- _Reading text_:
+---+
They ask: What do you do for a living these days?
I answer: I’m a farmer. Yes, really! Me, the career professional. We’re milk farmers now. Really. No kidding. Yeah, huh? Isn’t life wild.
But the real answer only works in Portuguese. If you raise cows you say, Mexo com leite. I mess around with milk. If you grow things, Mexo com roça. I mess around in the countryside. So what do I do? Mexo com agua. In truth I’m not a farmer, I’m a professional watering can.
Our water runs in a constant stream from a neighboring spring. I wake in the morning and plug that stream into a sprinkler that waters the garden. As I do this I water the dogs‘ drinking bowl.
I pour my coffee, watering myself. I fill a few pans of water, feed them to the water filter, and place the jug of water under it. This water will get transferred into a kitchen water dispenser for use in cooking, watering said coffeemaker, or into bottles of water in the fridge to fend off the roaring midday heat.
Cradling my coffee-cup, I wander out into the yard and begin the tedium of watering the precious plants that aren’t reached by the sprinkler system: the bushes I just transplanted and am nursing through the hot summer, the infant grapevine that miraculously has survived one drought and three chicken munchings by its tendrils, the passionfruit bush that holds my dreams of endless juice, the extra tomato plants that might give an extra income at the local market (or in a pinch a heck of a lot of homemade pasta sauce), and the potted plants on the veranda. We are now in a streak of over twenty days without rain. If I do not water these green babies they will die horrible, brown-crackly deaths.
It is a race against time. If I water the plants in full-day sun their pores will be open when the strong sun strikes their leaves and the sweet moisture will boil from their cells. The scalding will be worse than if I hadn’t watered them at all. As the sun rises, before it extends its fingertips around the guava tree to reach the garden, I unplug the sprinkler system and plug in the cistern. This cistern waters our showers, the toilets, and the sinks. With four adults and six children the farm is quickly a hot, sweaty, stinky place when the cistern can’t be filled. It’s usually nearing empty every morning and the water rumbles as it strikes the floor of the tank.
+---+
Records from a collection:

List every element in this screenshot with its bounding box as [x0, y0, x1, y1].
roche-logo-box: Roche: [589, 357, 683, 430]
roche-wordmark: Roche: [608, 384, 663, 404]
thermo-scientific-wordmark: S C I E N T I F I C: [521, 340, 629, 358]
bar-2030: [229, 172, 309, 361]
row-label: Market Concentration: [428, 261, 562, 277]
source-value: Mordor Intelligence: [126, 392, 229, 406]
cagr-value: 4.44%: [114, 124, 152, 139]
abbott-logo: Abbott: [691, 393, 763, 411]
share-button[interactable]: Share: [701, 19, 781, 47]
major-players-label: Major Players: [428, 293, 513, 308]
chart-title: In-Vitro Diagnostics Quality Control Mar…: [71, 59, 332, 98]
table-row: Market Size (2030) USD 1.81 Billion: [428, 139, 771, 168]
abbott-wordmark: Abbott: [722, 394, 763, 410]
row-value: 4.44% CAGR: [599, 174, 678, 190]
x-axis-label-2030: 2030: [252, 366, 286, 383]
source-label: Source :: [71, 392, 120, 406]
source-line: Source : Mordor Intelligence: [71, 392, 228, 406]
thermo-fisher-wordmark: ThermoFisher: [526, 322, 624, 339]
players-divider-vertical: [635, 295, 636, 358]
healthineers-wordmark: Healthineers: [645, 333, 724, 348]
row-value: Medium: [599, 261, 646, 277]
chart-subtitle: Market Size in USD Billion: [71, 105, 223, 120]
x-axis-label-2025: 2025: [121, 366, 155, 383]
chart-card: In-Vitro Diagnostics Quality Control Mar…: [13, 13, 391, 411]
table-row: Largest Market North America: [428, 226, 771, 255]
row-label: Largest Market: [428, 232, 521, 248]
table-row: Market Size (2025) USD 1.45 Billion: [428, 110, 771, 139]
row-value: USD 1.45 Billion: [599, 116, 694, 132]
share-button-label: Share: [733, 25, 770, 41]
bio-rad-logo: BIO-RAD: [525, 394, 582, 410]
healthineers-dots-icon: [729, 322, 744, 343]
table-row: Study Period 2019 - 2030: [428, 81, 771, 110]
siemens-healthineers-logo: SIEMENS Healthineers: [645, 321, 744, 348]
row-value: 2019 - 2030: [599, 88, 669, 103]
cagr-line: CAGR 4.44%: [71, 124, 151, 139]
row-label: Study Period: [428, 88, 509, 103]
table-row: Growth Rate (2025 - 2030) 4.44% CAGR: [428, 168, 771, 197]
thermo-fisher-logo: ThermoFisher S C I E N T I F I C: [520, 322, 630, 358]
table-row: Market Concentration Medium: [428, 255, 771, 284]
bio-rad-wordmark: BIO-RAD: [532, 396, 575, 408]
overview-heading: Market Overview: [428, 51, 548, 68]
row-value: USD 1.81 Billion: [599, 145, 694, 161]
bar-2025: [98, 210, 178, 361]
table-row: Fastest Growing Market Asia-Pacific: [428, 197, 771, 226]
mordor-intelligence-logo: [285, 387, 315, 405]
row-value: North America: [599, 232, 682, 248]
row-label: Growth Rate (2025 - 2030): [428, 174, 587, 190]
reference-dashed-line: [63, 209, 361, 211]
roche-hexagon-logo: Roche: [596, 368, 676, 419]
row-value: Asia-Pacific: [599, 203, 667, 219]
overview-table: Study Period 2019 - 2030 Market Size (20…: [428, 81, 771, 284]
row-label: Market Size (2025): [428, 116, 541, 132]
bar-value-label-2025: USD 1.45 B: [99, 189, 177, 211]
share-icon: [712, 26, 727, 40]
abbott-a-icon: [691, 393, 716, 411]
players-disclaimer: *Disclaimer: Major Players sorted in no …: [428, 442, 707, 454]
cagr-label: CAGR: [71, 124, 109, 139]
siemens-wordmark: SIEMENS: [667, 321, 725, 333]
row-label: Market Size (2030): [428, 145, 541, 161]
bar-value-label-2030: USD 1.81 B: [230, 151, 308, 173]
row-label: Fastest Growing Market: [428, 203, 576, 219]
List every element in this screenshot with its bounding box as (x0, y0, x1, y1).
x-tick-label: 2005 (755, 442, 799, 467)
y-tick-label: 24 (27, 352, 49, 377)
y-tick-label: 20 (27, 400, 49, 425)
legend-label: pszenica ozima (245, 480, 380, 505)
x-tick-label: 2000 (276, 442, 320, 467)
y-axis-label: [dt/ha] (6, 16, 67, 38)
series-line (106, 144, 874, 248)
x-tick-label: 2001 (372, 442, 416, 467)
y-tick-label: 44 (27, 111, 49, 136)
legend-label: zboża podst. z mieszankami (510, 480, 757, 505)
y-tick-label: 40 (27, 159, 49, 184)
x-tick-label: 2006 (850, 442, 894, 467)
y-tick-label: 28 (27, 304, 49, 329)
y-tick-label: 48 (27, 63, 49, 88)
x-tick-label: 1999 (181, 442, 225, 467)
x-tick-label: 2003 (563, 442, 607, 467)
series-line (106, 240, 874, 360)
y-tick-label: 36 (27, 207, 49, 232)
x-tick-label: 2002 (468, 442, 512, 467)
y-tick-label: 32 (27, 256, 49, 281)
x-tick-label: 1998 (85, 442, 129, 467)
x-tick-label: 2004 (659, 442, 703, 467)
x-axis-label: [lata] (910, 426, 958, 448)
+---+
- _Directions_:
Extract the passage of the farm watering text from "I pour my coffee, watering" up to and including "roaring midday heat.".

- _Output_:
I pour my coffee, watering myself. I fill a few pans of water, feed them to the water filter, and place the jug of water under it. This water will get transferred into a kitchen water dispenser for use in cooking, watering said coffeemaker, or into bottles of water in the fridge to fend off the roaring midday heat.